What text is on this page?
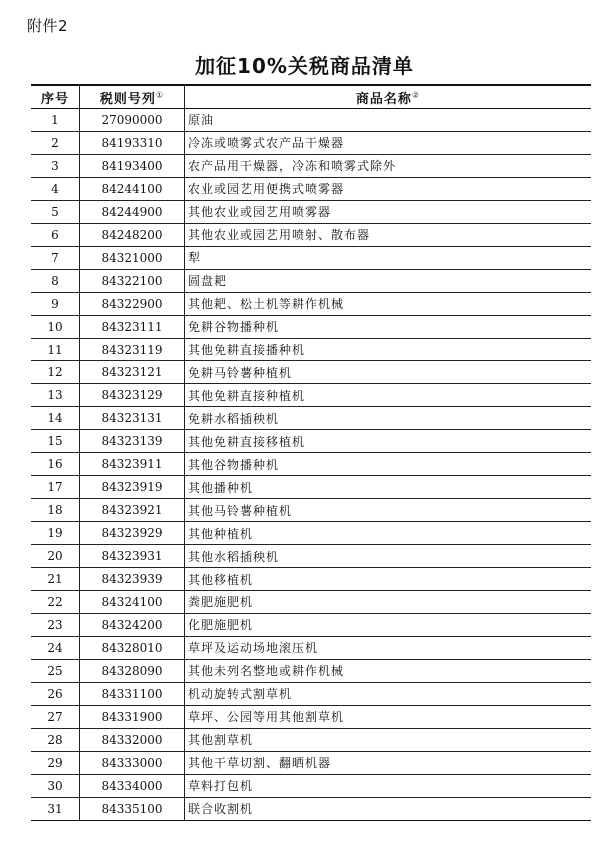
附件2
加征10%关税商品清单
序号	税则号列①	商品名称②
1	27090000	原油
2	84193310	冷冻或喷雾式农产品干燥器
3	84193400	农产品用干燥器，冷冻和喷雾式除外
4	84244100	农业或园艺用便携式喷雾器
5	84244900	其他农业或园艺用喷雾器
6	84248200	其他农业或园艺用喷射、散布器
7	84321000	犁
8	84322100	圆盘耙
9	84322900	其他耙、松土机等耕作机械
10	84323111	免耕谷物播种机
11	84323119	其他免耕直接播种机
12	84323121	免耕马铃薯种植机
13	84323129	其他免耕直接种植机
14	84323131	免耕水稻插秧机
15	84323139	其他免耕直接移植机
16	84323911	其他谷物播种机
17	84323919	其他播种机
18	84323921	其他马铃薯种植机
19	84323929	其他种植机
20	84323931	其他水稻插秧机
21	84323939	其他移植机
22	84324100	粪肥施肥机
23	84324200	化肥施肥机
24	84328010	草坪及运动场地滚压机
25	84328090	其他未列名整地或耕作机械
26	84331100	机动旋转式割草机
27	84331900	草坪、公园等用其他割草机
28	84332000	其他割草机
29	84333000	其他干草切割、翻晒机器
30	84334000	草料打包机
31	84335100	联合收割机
---
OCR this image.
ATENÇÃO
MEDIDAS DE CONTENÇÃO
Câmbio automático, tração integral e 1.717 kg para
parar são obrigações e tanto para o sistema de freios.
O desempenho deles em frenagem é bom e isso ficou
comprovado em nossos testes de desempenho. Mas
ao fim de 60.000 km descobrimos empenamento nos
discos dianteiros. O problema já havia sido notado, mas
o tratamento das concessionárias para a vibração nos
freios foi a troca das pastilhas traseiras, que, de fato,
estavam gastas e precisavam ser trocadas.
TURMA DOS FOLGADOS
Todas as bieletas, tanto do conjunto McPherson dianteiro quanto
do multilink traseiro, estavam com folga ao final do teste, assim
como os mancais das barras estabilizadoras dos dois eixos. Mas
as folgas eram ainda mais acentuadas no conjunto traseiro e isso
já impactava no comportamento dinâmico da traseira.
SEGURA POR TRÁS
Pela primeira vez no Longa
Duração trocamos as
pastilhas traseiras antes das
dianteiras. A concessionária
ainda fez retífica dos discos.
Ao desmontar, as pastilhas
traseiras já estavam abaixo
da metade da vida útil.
---
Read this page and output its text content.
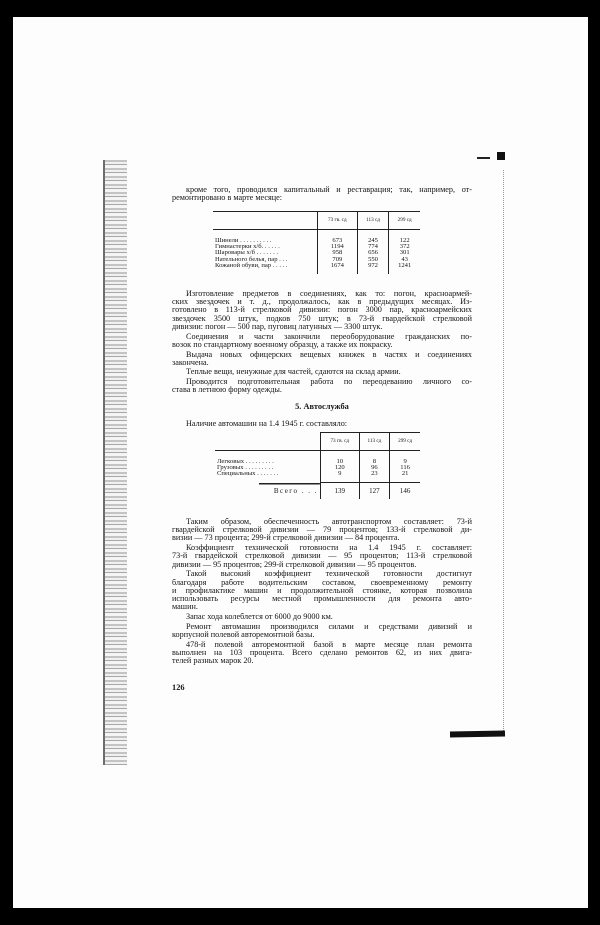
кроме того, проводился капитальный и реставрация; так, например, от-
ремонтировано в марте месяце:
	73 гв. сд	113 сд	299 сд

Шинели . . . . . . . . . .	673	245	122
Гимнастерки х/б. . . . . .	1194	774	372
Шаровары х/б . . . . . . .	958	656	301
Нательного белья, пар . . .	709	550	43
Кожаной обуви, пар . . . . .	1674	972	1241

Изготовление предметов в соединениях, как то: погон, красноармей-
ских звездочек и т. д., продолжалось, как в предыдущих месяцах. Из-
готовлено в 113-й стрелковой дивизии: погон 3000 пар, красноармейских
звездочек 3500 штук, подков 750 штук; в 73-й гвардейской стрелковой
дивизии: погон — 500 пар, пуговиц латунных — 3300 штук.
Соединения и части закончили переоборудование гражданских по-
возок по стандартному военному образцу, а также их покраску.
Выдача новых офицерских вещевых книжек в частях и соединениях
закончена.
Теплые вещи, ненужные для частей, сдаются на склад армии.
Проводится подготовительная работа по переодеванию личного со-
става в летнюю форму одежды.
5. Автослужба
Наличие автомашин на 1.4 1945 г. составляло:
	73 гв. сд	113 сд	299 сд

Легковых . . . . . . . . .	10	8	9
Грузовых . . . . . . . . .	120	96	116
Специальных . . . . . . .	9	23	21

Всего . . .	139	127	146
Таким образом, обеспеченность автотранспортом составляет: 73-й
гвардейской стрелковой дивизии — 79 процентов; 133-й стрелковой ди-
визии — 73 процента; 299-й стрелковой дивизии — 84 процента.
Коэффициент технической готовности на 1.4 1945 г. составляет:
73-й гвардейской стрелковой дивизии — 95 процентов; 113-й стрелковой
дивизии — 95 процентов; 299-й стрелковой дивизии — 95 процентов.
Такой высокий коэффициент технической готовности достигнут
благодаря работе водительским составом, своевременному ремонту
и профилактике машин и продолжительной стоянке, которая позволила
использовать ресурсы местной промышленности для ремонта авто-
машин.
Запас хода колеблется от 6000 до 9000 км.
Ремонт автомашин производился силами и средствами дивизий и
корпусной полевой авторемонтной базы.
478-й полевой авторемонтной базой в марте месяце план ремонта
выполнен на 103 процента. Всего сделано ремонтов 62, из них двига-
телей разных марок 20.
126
---
Prompt: Using the listing above, locate the lines that hold "марте" and copy each one.

Solution:
ремонтировано в марте месяце:
478-й полевой авторемонтной базой в марте месяце план ремонта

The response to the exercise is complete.